Rows from a figure dataset
━━━
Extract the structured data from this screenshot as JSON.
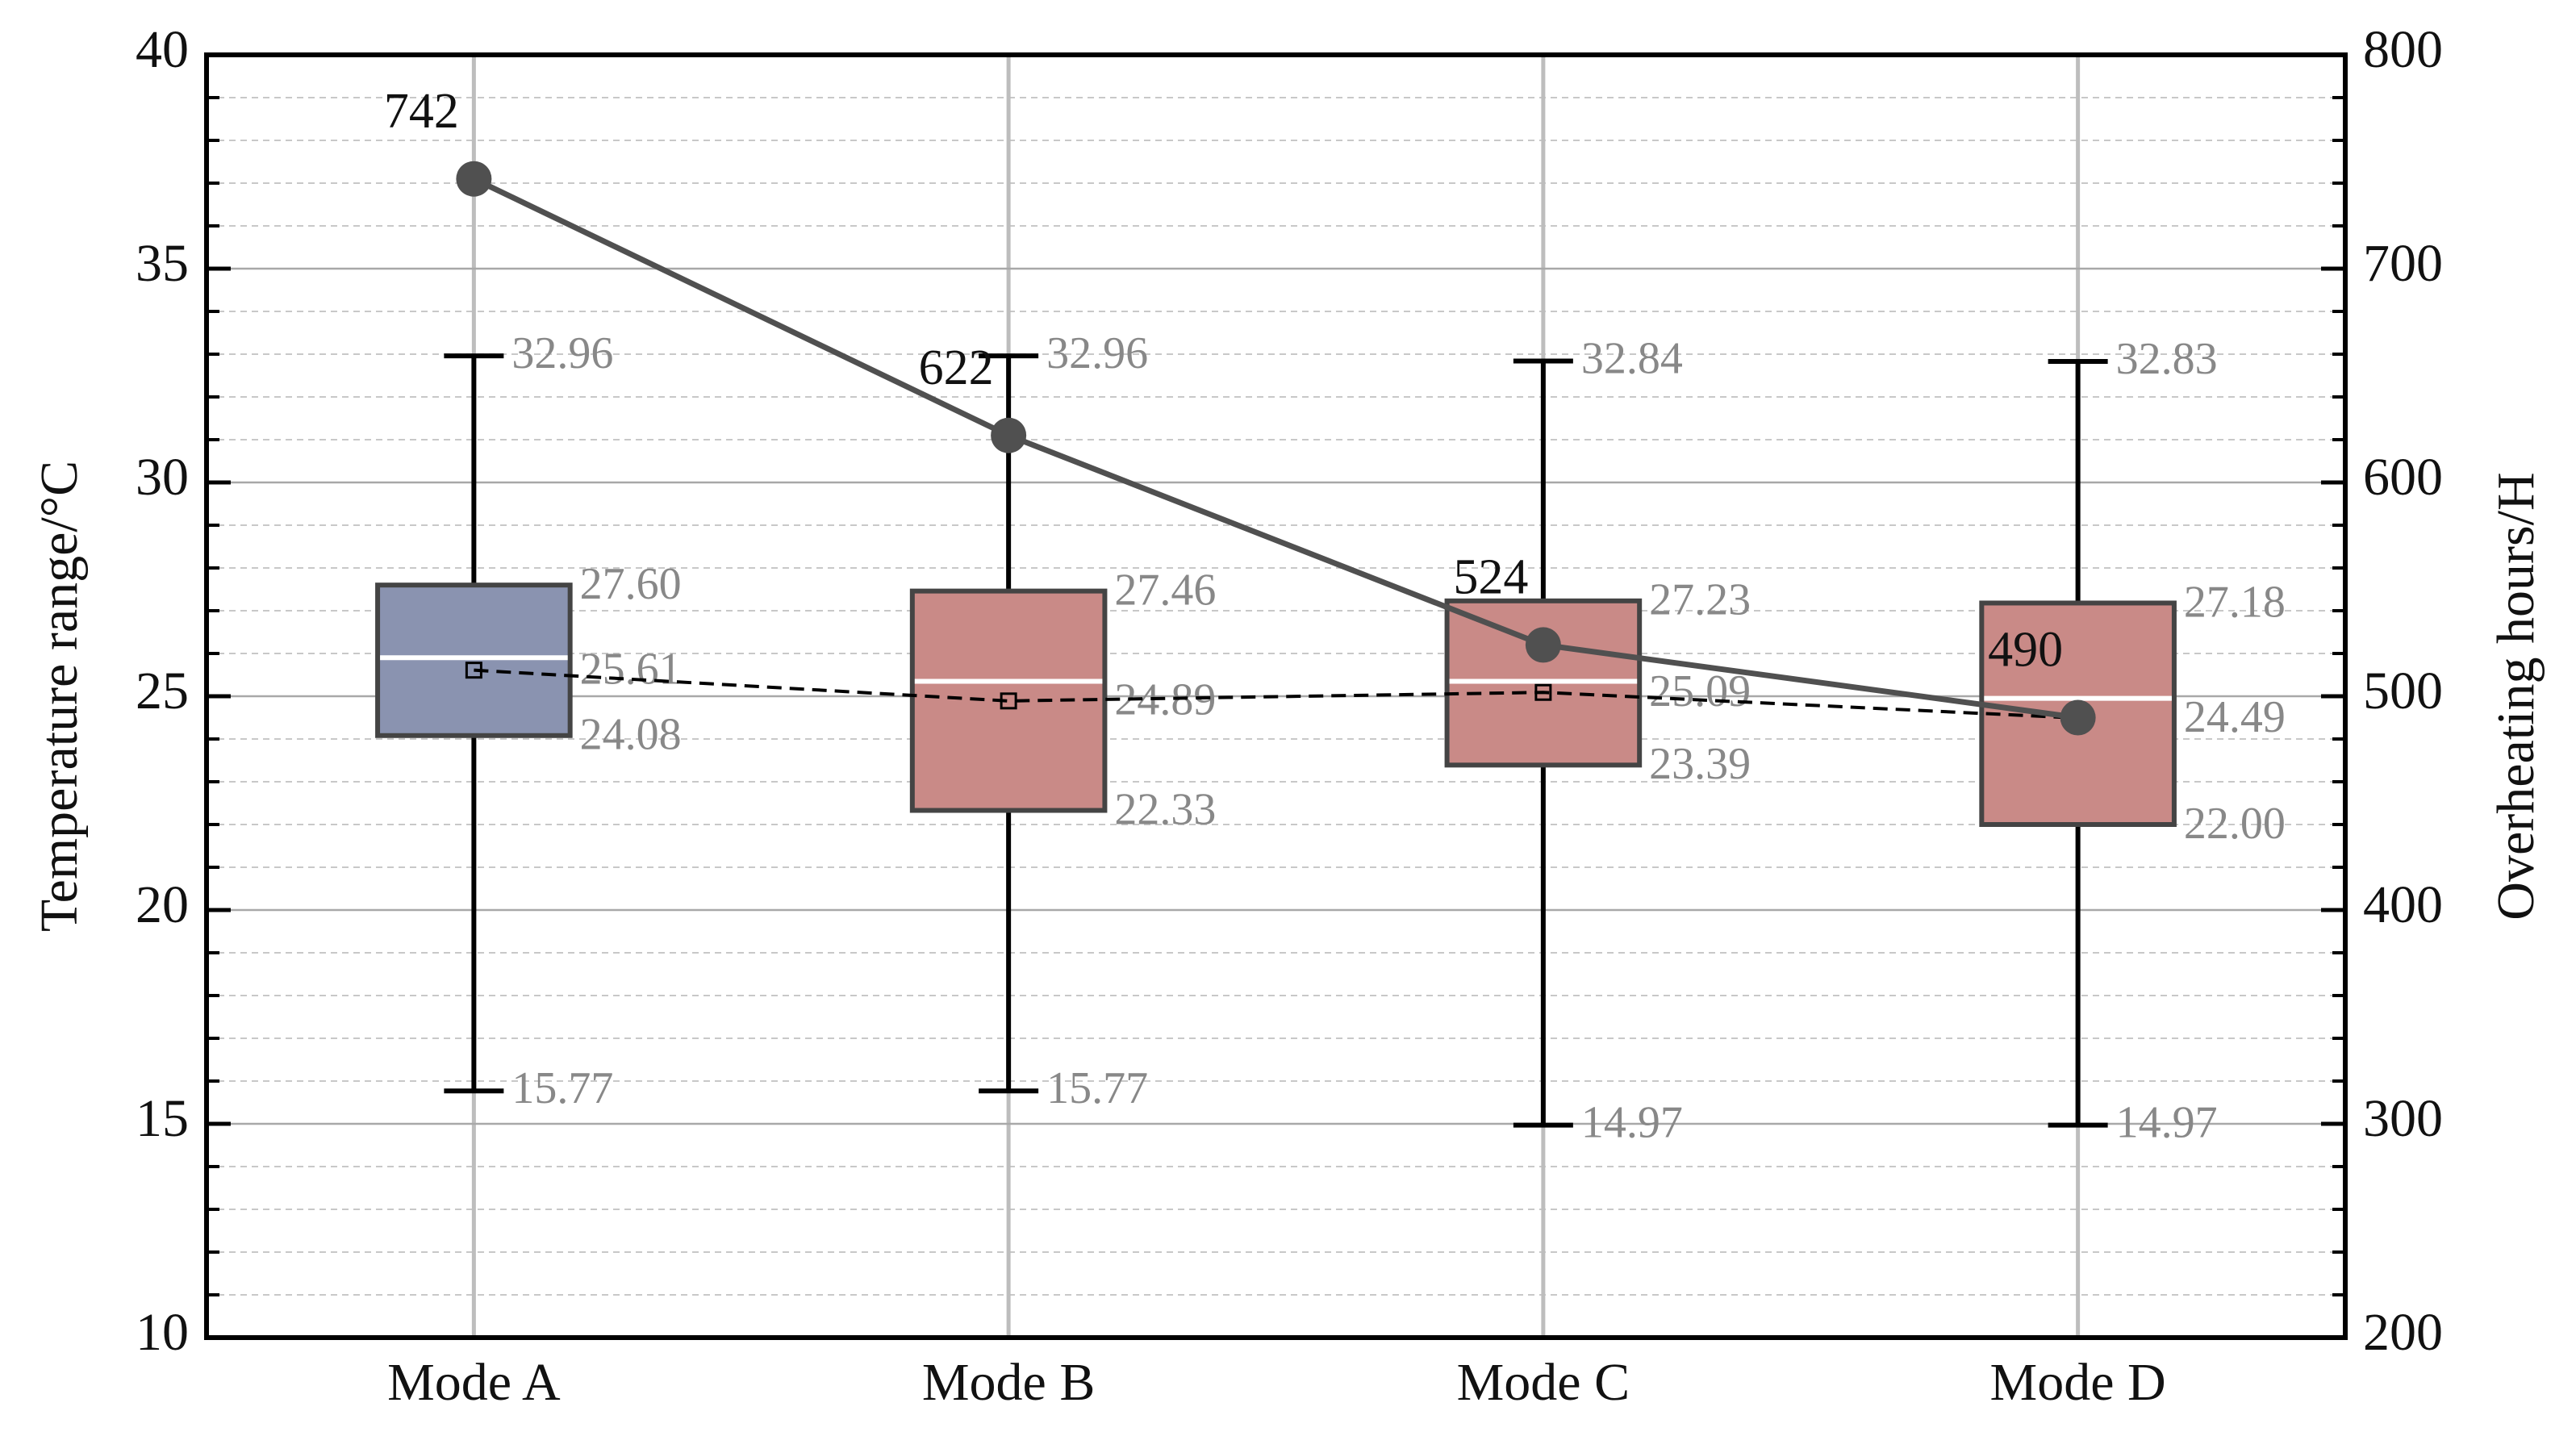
{
  "chart_data": {
    "type": "box",
    "categories": [
      "Mode A",
      "Mode B",
      "Mode C",
      "Mode D"
    ],
    "ylabel": "Temperature range/°C",
    "y2label": "Overheating hours/H",
    "ylim": [
      10,
      40
    ],
    "yticks": [
      10,
      15,
      20,
      25,
      30,
      35,
      40
    ],
    "y2lim": [
      200,
      800
    ],
    "y2ticks": [
      200,
      300,
      400,
      500,
      600,
      700,
      800
    ],
    "grid": true,
    "minor_grid": true,
    "box_colors": [
      "#8a93b0",
      "#c98a87",
      "#c98a87",
      "#c98a87"
    ],
    "boxes": {
      "max": {
        "values": [
          32.96,
          32.96,
          32.84,
          32.83
        ],
        "value_labels": [
          "32.96",
          "32.96",
          "32.84",
          "32.83"
        ]
      },
      "q3": {
        "values": [
          27.6,
          27.46,
          27.23,
          27.18
        ],
        "value_labels": [
          "27.60",
          "27.46",
          "27.23",
          "27.18"
        ]
      },
      "median": {
        "values": [
          25.9,
          25.35,
          25.35,
          24.95
        ]
      },
      "mean": {
        "values": [
          25.61,
          24.89,
          25.09,
          24.49
        ],
        "value_labels": [
          "25.61",
          "24.89",
          "25.09",
          "24.49"
        ]
      },
      "q1": {
        "values": [
          24.08,
          22.33,
          23.39,
          22.0
        ],
        "value_labels": [
          "24.08",
          "22.33",
          "23.39",
          "22.00"
        ]
      },
      "min": {
        "values": [
          15.77,
          15.77,
          14.97,
          14.97
        ],
        "value_labels": [
          "15.77",
          "15.77",
          "14.97",
          "14.97"
        ]
      }
    },
    "line": {
      "axis": "y2",
      "color": "#505050",
      "values": [
        742,
        622,
        524,
        490
      ]
    }
  }
}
━━━
- [SET EXERCISE] Reproduce the entries above without change, omitting all pictures.

- [EXERCISE RESPONSE]
Extract the structured data from this screenshot as JSON.
{
  "chart_data": {
    "type": "box",
    "categories": [
      "Mode A",
      "Mode B",
      "Mode C",
      "Mode D"
    ],
    "ylabel": "Temperature range/°C",
    "y2label": "Overheating hours/H",
    "ylim": [
      10,
      40
    ],
    "yticks": [
      10,
      15,
      20,
      25,
      30,
      35,
      40
    ],
    "y2lim": [
      200,
      800
    ],
    "y2ticks": [
      200,
      300,
      400,
      500,
      600,
      700,
      800
    ],
    "grid": true,
    "minor_grid": true,
    "box_colors": [
      "#8a93b0",
      "#c98a87",
      "#c98a87",
      "#c98a87"
    ],
    "boxes": {
      "max": {
        "values": [
          32.96,
          32.96,
          32.84,
          32.83
        ],
        "value_labels": [
          "32.96",
          "32.96",
          "32.84",
          "32.83"
        ]
      },
      "q3": {
        "values": [
          27.6,
          27.46,
          27.23,
          27.18
        ],
        "value_labels": [
          "27.60",
          "27.46",
          "27.23",
          "27.18"
        ]
      },
      "median": {
        "values": [
          25.9,
          25.35,
          25.35,
          24.95
        ]
      },
      "mean": {
        "values": [
          25.61,
          24.89,
          25.09,
          24.49
        ],
        "value_labels": [
          "25.61",
          "24.89",
          "25.09",
          "24.49"
        ]
      },
      "q1": {
        "values": [
          24.08,
          22.33,
          23.39,
          22.0
        ],
        "value_labels": [
          "24.08",
          "22.33",
          "23.39",
          "22.00"
        ]
      },
      "min": {
        "values": [
          15.77,
          15.77,
          14.97,
          14.97
        ],
        "value_labels": [
          "15.77",
          "15.77",
          "14.97",
          "14.97"
        ]
      }
    },
    "line": {
      "axis": "y2",
      "color": "#505050",
      "values": [
        742,
        622,
        524,
        490
      ]
    }
  }
}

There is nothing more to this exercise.